- [The problem]:
Where a line holds the string "fixpoint", return that line.

- [Recorded information]:
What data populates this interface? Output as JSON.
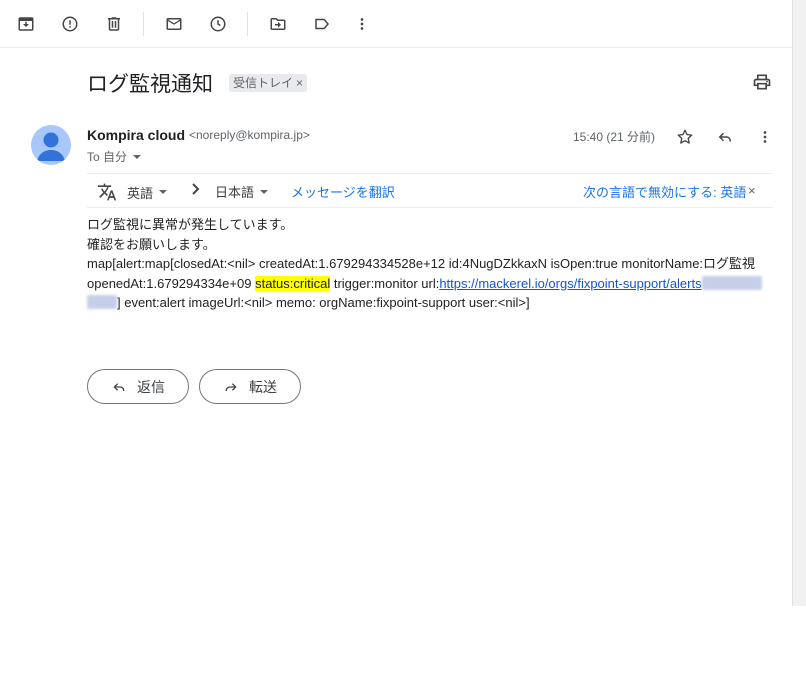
{
  "toolbar": {
    "icons": [
      "archive-icon",
      "report-spam-icon",
      "delete-icon",
      "mark-unread-icon",
      "snooze-icon",
      "move-to-icon",
      "label-icon",
      "more-vert-icon"
    ]
  },
  "email": {
    "subject": "ログ監視通知",
    "label_chip": "受信トレイ",
    "label_chip_close": "×",
    "sender_name": "Kompira cloud",
    "sender_email": "<noreply@kompira.jp>",
    "to_label": "To 自分",
    "time": "15:40 (21 分前)"
  },
  "translate": {
    "source_lang": "英語",
    "target_lang": "日本語",
    "translate_link": "メッセージを翻訳",
    "disable_link": "次の言語で無効にする: 英語",
    "close": "×"
  },
  "body": {
    "line1": "ログ監視に異常が発生しています。",
    "line2": "確認をお願いします。",
    "line3": "map[alert:map[closedAt:<nil> createdAt:1.679294334528e+12 id:4NugDZkkaxN isOpen:true monitorName:ログ監視",
    "line4_pre": "openedAt:1.679294334e+09 ",
    "line4_highlight": "status:critical",
    "line4_mid": " trigger:monitor url:",
    "link_text": "https://mackerel.io/orgs/fixpoint-support/alerts",
    "line5_post": "] event:alert imageUrl:<nil> memo: orgName:fixpoint-support user:<nil>]"
  },
  "actions": {
    "reply": "返信",
    "forward": "転送"
  },
  "colors": {
    "highlight": "#ffff00",
    "link": "#1155cc",
    "accent": "#1a73e8",
    "avatar": "#a8c7fa"
  }
}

- [Result of the exercise]:
    "link_text": "https://mackerel.io/orgs/fixpoint-support/alerts",
    "line5_post": "] event:alert imageUrl:<nil> memo: orgName:fixpoint-support user:<nil>]"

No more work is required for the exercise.